* _SOURCE PASSAGE_:
To increase their odds, teams turn to data. In a move that would have been unheard of in the early 2000s, teams now employ rooms full of people to run vast amounts of player physical and statistical data (height, weight, BMI, speed, wingspan, college stats, and more) into complicated models that predict a player’s success based on a database of thousands of past players’ profiles. Strong and detailed data analytics on these inputs gives the team an insight into which aspects of a prospect are predictive of success.
Although the teams’ models are proprietary and well-guarded, public models such as FiveThirtyEight’s CARMELO projection model show similar processes that teams would discuss in-house. Without being perfect, or the be-all and end-all, these models contribute to a collaborative process with more traditional qualitative scouting methods, e.g having experienced scouts watch the player and take notes on what they see. As analytical pioneer and General Manager of the Houston Rockets, Daryl Morey, says it: his team’s model isn’t necessarily the “right answer” but it’s a “better answer” than guesswork and instinct riddled with human error and bias. Morey has used an aggressive data-driven approach to optimise the Rockets’ drafting since 2007. Even in his first season, it paid off. Morey had the 26th and 31st picks in the 2007 NBA Draft, each of which holding a likelihood of drafting a starter at around 1% based on past drafts. With an unprecedented reliance on data, the Rockets selected Aaron Brooks and Carl Landry, both of whom became starters in the NBA.
Spatial player tracking
Morey was one of the first to implement such quantitative models in the early 2000’s, but as of 2020, the depth and complexity of the data has grown exponentially. Teams now utilise player tracking data to evaluate players, taking coordinates via video equipment and AI programs that track each player’s movements and actions throughout each game. With that tool at hand, teams can extract and understand much more context around each shot, pass, or rebound.
Much of this modern data is made public via the NBA’s official statistics website, such as by showing players’ shooting percentages at different distances from the hoop. Even deeper, the tracking data can show you that while Player A and Player B each average 10 rebounds per game, Player A usually grabs rebounds in plenty of space, while Player B consistently grabs rebounds despite being surrounded by opponents. By quantifying and analysing that data, teams can innovatively distinguish between players that they might draft or recruit in the offseason.
Three-point shooting revolution
As a result of statistical models and player tracking software, NBA teams have begun to adjust strategy both for recruitment and on-court tactics. One of those adjustments is to shoot more three-pointers, which are statistically proven to be the most efficient shot in basketball apart from dunks and layups, and much more efficient than the popular long two-pointer of earlier eras.
One of the innovations that Daryl Morey brought to basketball is the Houston Rockets’ historically high volume of three-point shots and reduction in long two-point shots, dubbed “Moreyball” after the mastermind behind it. The Rockets lean heavily into the data, and in 2018 they were the first team in NBA history to shoot more threes than twos in a season. Other teams are following suit: the number of threes shot by all teams has increased year-over-year since 2012.
With this evidence-based approach to team strategy in the modern game, teams are playing better offense than ever before, with offensive efficiency at record highs. As top NBA shooter Stephen Curry told The Ringer: three-point shooting is “infiltrating the league, younger generations and how they approach the game”. In many ways, it's a data-driven revolution that is here to stay.

* _ACTIVITY 1_:
Answer these questions from the basketball analytics passage:
(a) Which two players did the Rockets select with the 26th and 31st picks in the 2007 NBA Draft?
(b) In what year were the Rockets the first team in NBA history to shoot more threes than twos in a season?
(c) Which public model is named as showing processes similar to those teams discuss in-house?
* _ACTIVITY 2_:
Copy the basketball analytics passage word for word from "With this evidence-based" to "here to stay.".
The listing that comes next is separate material, unrelated to the basketball analytics passage.

* _EXTRACTED INFORMATION_:

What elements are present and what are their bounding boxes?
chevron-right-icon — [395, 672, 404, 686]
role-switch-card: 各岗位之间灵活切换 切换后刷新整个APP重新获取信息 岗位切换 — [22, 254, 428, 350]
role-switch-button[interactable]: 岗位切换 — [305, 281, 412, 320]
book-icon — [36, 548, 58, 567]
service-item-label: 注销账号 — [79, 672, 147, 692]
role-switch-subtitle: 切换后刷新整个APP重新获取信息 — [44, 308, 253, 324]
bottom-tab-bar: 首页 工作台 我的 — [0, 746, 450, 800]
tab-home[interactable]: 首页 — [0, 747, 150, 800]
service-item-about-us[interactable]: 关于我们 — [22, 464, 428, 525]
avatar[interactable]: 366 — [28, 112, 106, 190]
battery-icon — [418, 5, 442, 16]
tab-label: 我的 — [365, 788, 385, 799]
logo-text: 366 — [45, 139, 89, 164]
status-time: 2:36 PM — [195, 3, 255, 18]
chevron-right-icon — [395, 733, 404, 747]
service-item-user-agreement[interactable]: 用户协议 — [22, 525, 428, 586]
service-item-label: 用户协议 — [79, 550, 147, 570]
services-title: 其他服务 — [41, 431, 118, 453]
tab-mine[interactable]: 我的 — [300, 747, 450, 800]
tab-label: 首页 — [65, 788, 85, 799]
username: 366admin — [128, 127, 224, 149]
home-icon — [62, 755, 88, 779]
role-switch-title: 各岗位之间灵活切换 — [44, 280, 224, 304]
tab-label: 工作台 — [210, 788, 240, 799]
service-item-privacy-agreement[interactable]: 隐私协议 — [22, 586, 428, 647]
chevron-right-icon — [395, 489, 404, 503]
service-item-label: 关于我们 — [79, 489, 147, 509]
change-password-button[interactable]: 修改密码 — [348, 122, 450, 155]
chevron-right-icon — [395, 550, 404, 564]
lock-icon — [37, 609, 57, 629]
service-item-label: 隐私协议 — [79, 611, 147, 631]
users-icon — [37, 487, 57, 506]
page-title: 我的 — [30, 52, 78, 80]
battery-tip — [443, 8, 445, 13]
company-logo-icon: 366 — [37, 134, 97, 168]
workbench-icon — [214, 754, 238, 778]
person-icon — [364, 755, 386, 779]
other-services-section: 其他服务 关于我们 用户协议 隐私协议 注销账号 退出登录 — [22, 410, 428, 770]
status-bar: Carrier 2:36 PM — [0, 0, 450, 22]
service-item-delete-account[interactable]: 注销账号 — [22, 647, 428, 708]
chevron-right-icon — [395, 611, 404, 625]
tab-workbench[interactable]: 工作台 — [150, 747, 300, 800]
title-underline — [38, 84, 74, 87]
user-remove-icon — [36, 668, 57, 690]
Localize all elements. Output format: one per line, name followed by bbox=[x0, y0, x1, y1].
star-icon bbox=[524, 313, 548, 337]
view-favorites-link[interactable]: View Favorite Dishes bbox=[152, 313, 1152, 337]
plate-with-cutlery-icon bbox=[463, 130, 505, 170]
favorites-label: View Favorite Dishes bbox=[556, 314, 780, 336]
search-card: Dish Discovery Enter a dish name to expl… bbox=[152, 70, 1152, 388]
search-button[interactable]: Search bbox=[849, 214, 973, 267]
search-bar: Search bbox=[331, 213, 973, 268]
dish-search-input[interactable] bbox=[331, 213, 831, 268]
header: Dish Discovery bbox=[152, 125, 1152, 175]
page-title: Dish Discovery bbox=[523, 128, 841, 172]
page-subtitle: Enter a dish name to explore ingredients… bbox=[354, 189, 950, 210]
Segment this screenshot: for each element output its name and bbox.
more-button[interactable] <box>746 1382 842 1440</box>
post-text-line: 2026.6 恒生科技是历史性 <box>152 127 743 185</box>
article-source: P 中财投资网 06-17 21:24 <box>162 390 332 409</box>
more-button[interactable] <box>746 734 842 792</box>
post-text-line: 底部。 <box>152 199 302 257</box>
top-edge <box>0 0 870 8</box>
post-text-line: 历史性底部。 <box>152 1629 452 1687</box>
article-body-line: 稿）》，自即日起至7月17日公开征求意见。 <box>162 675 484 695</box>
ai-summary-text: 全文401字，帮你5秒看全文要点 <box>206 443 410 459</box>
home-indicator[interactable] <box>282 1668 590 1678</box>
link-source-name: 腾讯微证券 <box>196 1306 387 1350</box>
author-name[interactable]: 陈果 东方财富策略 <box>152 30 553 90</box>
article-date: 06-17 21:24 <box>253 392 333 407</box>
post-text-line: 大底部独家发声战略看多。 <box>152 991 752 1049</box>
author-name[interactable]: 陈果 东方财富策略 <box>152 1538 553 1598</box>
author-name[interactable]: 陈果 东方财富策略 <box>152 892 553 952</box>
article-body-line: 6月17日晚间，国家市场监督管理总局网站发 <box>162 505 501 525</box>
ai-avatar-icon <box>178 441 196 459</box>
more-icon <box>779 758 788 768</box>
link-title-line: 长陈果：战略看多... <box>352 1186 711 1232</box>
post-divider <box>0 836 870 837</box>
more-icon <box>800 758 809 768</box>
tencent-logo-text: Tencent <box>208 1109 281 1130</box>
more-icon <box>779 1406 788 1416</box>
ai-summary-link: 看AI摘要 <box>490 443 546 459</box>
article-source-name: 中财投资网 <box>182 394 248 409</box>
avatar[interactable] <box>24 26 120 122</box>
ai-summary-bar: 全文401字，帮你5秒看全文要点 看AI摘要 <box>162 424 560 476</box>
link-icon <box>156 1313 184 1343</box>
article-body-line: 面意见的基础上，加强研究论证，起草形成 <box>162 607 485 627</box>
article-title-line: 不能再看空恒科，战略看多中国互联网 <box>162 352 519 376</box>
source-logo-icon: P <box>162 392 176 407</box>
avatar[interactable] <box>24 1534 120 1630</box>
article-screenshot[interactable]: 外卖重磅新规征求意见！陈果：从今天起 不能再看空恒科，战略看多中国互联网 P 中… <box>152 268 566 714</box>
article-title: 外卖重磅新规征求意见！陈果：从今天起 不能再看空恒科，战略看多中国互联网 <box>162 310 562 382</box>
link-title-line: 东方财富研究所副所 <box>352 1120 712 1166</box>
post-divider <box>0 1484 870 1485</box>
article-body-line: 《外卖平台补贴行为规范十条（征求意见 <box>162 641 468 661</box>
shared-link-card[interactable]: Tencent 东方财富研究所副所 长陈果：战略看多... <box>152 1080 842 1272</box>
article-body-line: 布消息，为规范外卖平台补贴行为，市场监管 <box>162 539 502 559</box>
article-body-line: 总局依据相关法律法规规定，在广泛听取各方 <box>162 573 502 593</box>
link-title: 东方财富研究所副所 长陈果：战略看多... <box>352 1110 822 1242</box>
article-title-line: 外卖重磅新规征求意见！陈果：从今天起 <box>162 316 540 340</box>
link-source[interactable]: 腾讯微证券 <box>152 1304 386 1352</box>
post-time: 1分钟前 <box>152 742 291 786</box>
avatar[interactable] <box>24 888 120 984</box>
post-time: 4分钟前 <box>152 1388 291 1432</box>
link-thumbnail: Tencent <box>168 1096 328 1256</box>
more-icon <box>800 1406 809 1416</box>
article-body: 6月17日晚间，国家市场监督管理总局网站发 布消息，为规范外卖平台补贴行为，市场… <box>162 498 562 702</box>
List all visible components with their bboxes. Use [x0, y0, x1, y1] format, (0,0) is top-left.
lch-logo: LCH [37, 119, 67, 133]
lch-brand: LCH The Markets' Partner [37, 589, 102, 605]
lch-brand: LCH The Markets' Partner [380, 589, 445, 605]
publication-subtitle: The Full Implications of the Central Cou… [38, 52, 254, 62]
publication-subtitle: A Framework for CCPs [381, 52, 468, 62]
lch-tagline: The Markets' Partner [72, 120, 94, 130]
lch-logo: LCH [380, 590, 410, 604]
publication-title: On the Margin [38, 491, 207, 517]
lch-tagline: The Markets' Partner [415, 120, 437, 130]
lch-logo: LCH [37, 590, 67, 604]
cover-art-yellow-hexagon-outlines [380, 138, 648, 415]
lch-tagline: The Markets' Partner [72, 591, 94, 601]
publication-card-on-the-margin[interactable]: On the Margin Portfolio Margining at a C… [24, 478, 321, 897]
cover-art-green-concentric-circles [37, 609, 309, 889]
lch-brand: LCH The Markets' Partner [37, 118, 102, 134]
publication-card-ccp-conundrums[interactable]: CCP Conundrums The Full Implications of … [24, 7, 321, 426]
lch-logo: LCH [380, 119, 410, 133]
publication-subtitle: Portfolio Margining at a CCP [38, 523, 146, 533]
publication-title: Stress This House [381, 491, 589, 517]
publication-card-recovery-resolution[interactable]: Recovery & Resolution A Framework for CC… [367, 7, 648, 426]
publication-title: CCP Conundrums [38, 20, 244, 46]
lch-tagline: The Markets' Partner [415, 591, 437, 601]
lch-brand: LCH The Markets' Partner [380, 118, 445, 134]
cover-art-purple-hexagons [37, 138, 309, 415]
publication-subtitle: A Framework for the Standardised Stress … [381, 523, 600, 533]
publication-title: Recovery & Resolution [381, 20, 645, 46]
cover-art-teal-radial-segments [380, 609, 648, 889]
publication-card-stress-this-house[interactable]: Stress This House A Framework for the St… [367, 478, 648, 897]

* _FINAL ANSWER 1_:
(a) Aaron Brooks and Carl Landry
(b) 2018
(c) FiveThirtyEight's CARMELO projection model

* _FINAL ANSWER 2_:
With this evidence-based approach to team strategy in the modern game, teams are playing better offense than ever before, with offensive efficiency at record highs. As top NBA shooter Stephen Curry told The Ringer: three-point shooting is “infiltrating the league, younger generations and how they approach the game”. In many ways, it's a data-driven revolution that is here to stay.